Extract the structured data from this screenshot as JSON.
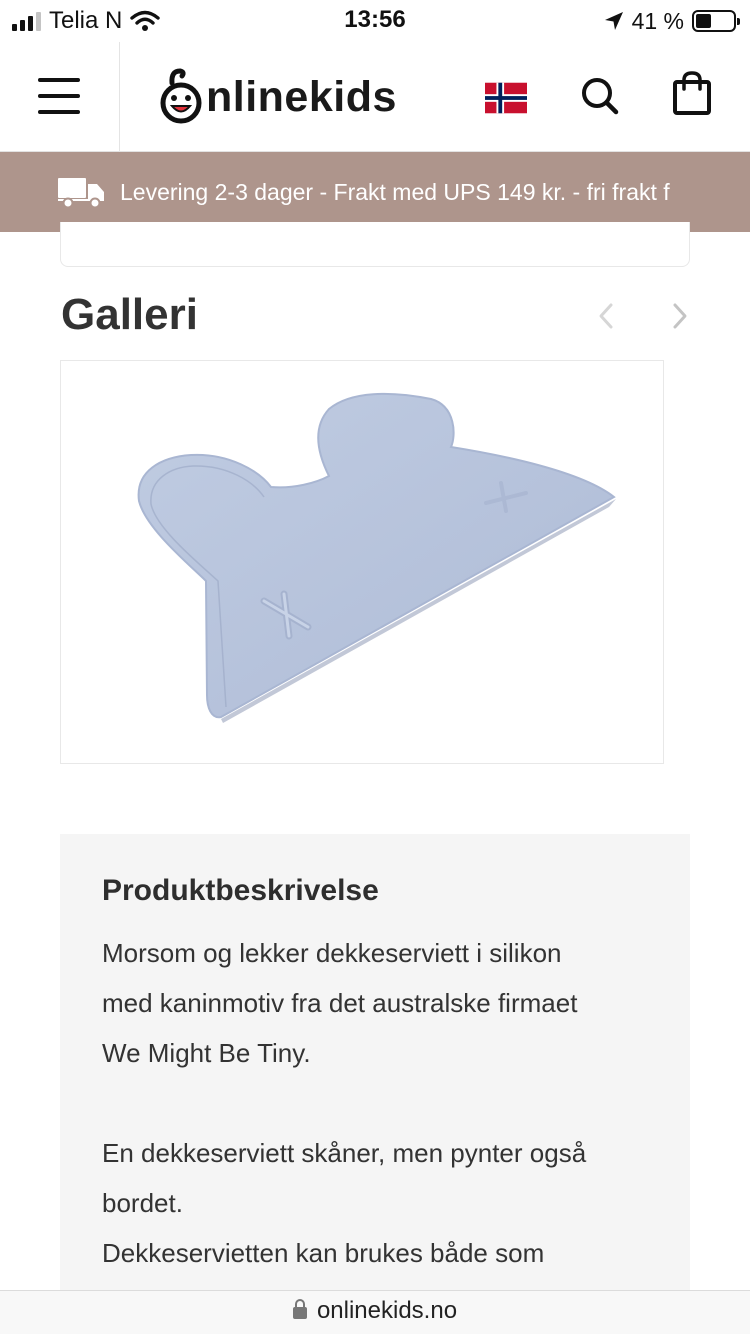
{
  "status_bar": {
    "carrier": "Telia N",
    "time": "13:56",
    "battery_percent": "41 %",
    "battery_level": 0.41
  },
  "header": {
    "logo_text": "nlinekids",
    "logo_alt": "Onlinekids",
    "icons": [
      "menu-icon",
      "norway-flag-icon",
      "search-icon",
      "shopping-bag-icon"
    ]
  },
  "banner": {
    "icon": "truck-icon",
    "text": "Levering 2-3 dager - Frakt med UPS 149 kr. - fri frakt f"
  },
  "gallery": {
    "title": "Galleri",
    "prev_icon": "chevron-left-icon",
    "next_icon": "chevron-right-icon",
    "image_subject": "bunny-shaped silicone placemat",
    "image_color": "#b7c4dc"
  },
  "description": {
    "title": "Produktbeskrivelse",
    "lines_1": [
      "Morsom og lekker dekkeserviett i silikon",
      "med kaninmotiv fra det australske firmaet",
      "We Might Be Tiny."
    ],
    "lines_2": [
      "En dekkeserviett skåner, men pynter også",
      "bordet.",
      "Dekkeservietten kan brukes både som"
    ]
  },
  "url_bar": {
    "domain": "onlinekids.no"
  },
  "colors": {
    "banner_bg": "#ae958c",
    "description_bg": "#f5f5f5",
    "flag_red": "#c8102e",
    "flag_blue": "#00205b"
  }
}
•••••
» Exercise
Leave the pictures out, and print every line of the listing exactly as written.

» Result below
Extract the structured data from this screenshot as JSON.
{
  "status_bar": {
    "carrier": "Telia N",
    "time": "13:56",
    "battery_percent": "41 %",
    "battery_level": 0.41
  },
  "header": {
    "logo_text": "nlinekids",
    "logo_alt": "Onlinekids",
    "icons": [
      "menu-icon",
      "norway-flag-icon",
      "search-icon",
      "shopping-bag-icon"
    ]
  },
  "banner": {
    "icon": "truck-icon",
    "text": "Levering 2-3 dager - Frakt med UPS 149 kr. - fri frakt f"
  },
  "gallery": {
    "title": "Galleri",
    "prev_icon": "chevron-left-icon",
    "next_icon": "chevron-right-icon",
    "image_subject": "bunny-shaped silicone placemat",
    "image_color": "#b7c4dc"
  },
  "description": {
    "title": "Produktbeskrivelse",
    "lines_1": [
      "Morsom og lekker dekkeserviett i silikon",
      "med kaninmotiv fra det australske firmaet",
      "We Might Be Tiny."
    ],
    "lines_2": [
      "En dekkeserviett skåner, men pynter også",
      "bordet.",
      "Dekkeservietten kan brukes både som"
    ]
  },
  "url_bar": {
    "domain": "onlinekids.no"
  },
  "colors": {
    "banner_bg": "#ae958c",
    "description_bg": "#f5f5f5",
    "flag_red": "#c8102e",
    "flag_blue": "#00205b"
  }
}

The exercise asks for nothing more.